--- start TASK INPUTS ---

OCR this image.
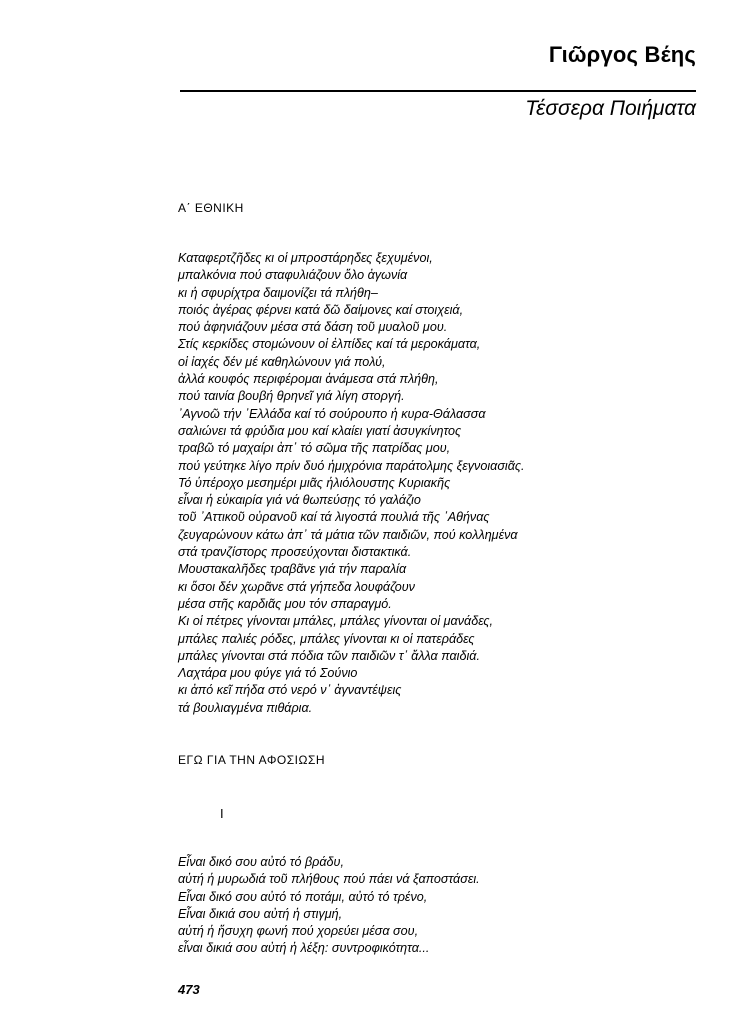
Γιῶργος Βέης
Τέσσερα Ποιήματα
Α΄ ΕΘΝΙΚΗ
Καταφερτζῆδες κι οἱ μπροστάρηδες ξεχυμένοι,
μπαλκόνια πού σταφυλιάζουν ὅλο ἀγωνία
κι ἡ σφυρίχτρα δαιμονίζει τά πλήθη–
ποιός ἀγέρας φέρνει κατά δῶ δαίμονες καί στοιχειά,
πού ἀφηνιάζουν μέσα στά δάση τοῦ μυαλοῦ μου.
Στίς κερκίδες στομώνουν οἱ ἐλπίδες καί τά μεροκάματα,
οἱ ἰαχές δέν μέ καθηλώνουν γιά πολύ,
ἀλλά κουφός περιφέρομαι ἀνάμεσα στά πλήθη,
πού ταινία βουβή θρηνεῖ γιά λίγη στοργή.
᾿Αγνοῶ τήν ᾿Ελλάδα καί τό σούρουπο ἡ κυρα-Θάλασσα
σαλιώνει τά φρύδια μου καί κλαίει γιατί ἀσυγκίνητος
τραβῶ τό μαχαίρι ἀπ᾿ τό σῶμα τῆς πατρίδας μου,
πού γεύτηκε λίγο πρίν δυό ἡμιχρόνια παράτολμης ξεγνοιασιᾶς.
Τό ὑπέροχο μεσημέρι μιᾶς ἡλιόλουστης Κυριακῆς
εἶναι ἡ εὐκαιρία γιά νά θωπεύσῃς τό γαλάζιο
τοῦ ᾿Αττικοῦ οὐρανοῦ καί τά λιγοστά πουλιά τῆς ᾿Αθήνας
ζευγαρώνουν κάτω ἀπ᾿ τά μάτια τῶν παιδιῶν, πού κολλημένα
στά τρανζίστορς προσεύχονται διστακτικά.
Μουστακαλῆδες τραβᾶνε γιά τήν παραλία
κι ὅσοι δέν χωρᾶνε στά γήπεδα λουφάζουν
μέσα στῆς καρδιᾶς μου τόν σπαραγμό.
Κι οἱ πέτρες γίνονται μπάλες, μπάλες γίνονται οἱ μανάδες,
μπάλες παλιές ρόδες, μπάλες γίνονται κι οἱ πατεράδες
μπάλες γίνονται στά πόδια τῶν παιδιῶν τ᾿ ἄλλα παιδιά.
Λαχτάρα μου φύγε γιά τό Σούνιο
κι ἀπό κεῖ πήδα στό νερό ν᾿ ἀγναντέψεις
τά βουλιαγμένα πιθάρια.
ΕΓΩ ΓΙΑ ΤΗΝ ΑΦΟΣΙΩΣΗ
I
Εἶναι δικό σου αὐτό τό βράδυ,
αὐτή ἡ μυρωδιά τοῦ πλήθους πού πάει νά ξαποστάσει.
Εἶναι δικό σου αὐτό τό ποτάμι, αὐτό τό τρένο,
Εἶναι δικιά σου αὐτή ἡ στιγμή,
αὐτή ἡ ἥσυχη φωνή πού χορεύει μέσα σου,
εἶναι δικιά σου αὐτή ἡ λέξη: συντροφικότητα...
473
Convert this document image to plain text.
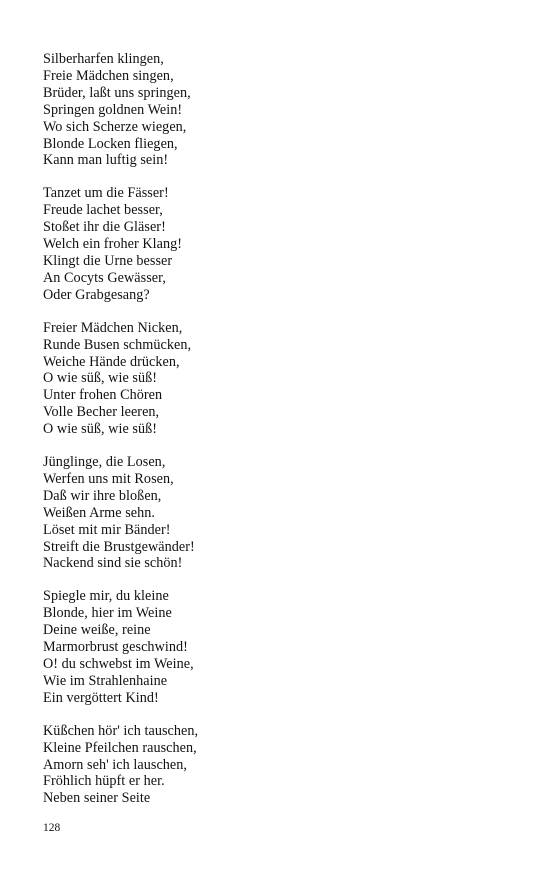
Silberharfen klingen,
Freie Mädchen singen,
Brüder, laßt uns springen,
Springen goldnen Wein!
Wo sich Scherze wiegen,
Blonde Locken fliegen,
Kann man luftig sein!
Tanzet um die Fässer!
Freude lachet besser,
Stoßet ihr die Gläser!
Welch ein froher Klang!
Klingt die Urne besser
An Cocyts Gewässer,
Oder Grabgesang?
Freier Mädchen Nicken,
Runde Busen schmücken,
Weiche Hände drücken,
O wie süß, wie süß!
Unter frohen Chören
Volle Becher leeren,
O wie süß, wie süß!
Jünglinge, die Losen,
Werfen uns mit Rosen,
Daß wir ihre bloßen,
Weißen Arme sehn.
Löset mit mir Bänder!
Streift die Brustgewänder!
Nackend sind sie schön!
Spiegle mir, du kleine
Blonde, hier im Weine
Deine weiße, reine
Marmorbrust geschwind!
O! du schwebst im Weine,
Wie im Strahlenhaine
Ein vergöttert Kind!
Küßchen hör' ich tauschen,
Kleine Pfeilchen rauschen,
Amorn seh' ich lauschen,
Fröhlich hüpft er her.
Neben seiner Seite
128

--- end TASK INPUTS ---

From the listing above, copy every line that includes the word "αὐτό".

> _ANSWER TO THIS TASK_:
Εἶναι δικό σου αὐτό τό βράδυ,
Εἶναι δικό σου αὐτό τό ποτάμι, αὐτό τό τρένο,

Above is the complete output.